__Extracted records__.
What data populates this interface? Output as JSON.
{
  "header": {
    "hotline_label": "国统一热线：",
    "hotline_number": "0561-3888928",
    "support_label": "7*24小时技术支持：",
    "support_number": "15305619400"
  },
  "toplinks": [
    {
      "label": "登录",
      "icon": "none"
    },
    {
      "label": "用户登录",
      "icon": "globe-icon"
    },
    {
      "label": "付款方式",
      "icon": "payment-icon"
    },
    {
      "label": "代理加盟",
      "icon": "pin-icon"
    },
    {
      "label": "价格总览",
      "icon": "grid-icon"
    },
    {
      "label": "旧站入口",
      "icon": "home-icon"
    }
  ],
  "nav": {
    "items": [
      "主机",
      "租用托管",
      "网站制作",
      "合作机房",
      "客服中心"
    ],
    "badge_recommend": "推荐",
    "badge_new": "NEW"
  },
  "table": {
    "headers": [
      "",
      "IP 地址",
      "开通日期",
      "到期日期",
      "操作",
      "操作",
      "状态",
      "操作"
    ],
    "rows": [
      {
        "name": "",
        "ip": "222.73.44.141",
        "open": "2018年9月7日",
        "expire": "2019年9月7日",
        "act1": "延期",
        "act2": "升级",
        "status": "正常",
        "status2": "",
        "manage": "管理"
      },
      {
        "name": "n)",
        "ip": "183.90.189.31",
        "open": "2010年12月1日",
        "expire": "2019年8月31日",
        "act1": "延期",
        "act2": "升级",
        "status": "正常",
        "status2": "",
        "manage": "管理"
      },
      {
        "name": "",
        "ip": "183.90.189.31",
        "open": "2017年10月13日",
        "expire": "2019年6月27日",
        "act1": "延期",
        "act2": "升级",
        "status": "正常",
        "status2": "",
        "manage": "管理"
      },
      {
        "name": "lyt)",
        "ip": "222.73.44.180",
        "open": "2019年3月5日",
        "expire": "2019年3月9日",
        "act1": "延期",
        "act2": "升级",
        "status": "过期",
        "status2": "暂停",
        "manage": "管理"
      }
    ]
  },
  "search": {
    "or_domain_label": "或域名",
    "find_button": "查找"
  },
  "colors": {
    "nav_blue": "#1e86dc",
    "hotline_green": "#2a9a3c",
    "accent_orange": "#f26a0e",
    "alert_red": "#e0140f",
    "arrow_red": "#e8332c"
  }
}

__Directions__. Extract all the material, leaving every line as it is.

__Solved problem__.
What data populates this interface? Output as JSON.
{
  "header": {
    "hotline_label": "国统一热线：",
    "hotline_number": "0561-3888928",
    "support_label": "7*24小时技术支持：",
    "support_number": "15305619400"
  },
  "toplinks": [
    {
      "label": "登录",
      "icon": "none"
    },
    {
      "label": "用户登录",
      "icon": "globe-icon"
    },
    {
      "label": "付款方式",
      "icon": "payment-icon"
    },
    {
      "label": "代理加盟",
      "icon": "pin-icon"
    },
    {
      "label": "价格总览",
      "icon": "grid-icon"
    },
    {
      "label": "旧站入口",
      "icon": "home-icon"
    }
  ],
  "nav": {
    "items": [
      "主机",
      "租用托管",
      "网站制作",
      "合作机房",
      "客服中心"
    ],
    "badge_recommend": "推荐",
    "badge_new": "NEW"
  },
  "table": {
    "headers": [
      "",
      "IP 地址",
      "开通日期",
      "到期日期",
      "操作",
      "操作",
      "状态",
      "操作"
    ],
    "rows": [
      {
        "name": "",
        "ip": "222.73.44.141",
        "open": "2018年9月7日",
        "expire": "2019年9月7日",
        "act1": "延期",
        "act2": "升级",
        "status": "正常",
        "status2": "",
        "manage": "管理"
      },
      {
        "name": "n)",
        "ip": "183.90.189.31",
        "open": "2010年12月1日",
        "expire": "2019年8月31日",
        "act1": "延期",
        "act2": "升级",
        "status": "正常",
        "status2": "",
        "manage": "管理"
      },
      {
        "name": "",
        "ip": "183.90.189.31",
        "open": "2017年10月13日",
        "expire": "2019年6月27日",
        "act1": "延期",
        "act2": "升级",
        "status": "正常",
        "status2": "",
        "manage": "管理"
      },
      {
        "name": "lyt)",
        "ip": "222.73.44.180",
        "open": "2019年3月5日",
        "expire": "2019年3月9日",
        "act1": "延期",
        "act2": "升级",
        "status": "过期",
        "status2": "暂停",
        "manage": "管理"
      }
    ]
  },
  "search": {
    "or_domain_label": "或域名",
    "find_button": "查找"
  },
  "colors": {
    "nav_blue": "#1e86dc",
    "hotline_green": "#2a9a3c",
    "accent_orange": "#f26a0e",
    "alert_red": "#e0140f",
    "arrow_red": "#e8332c"
  }
}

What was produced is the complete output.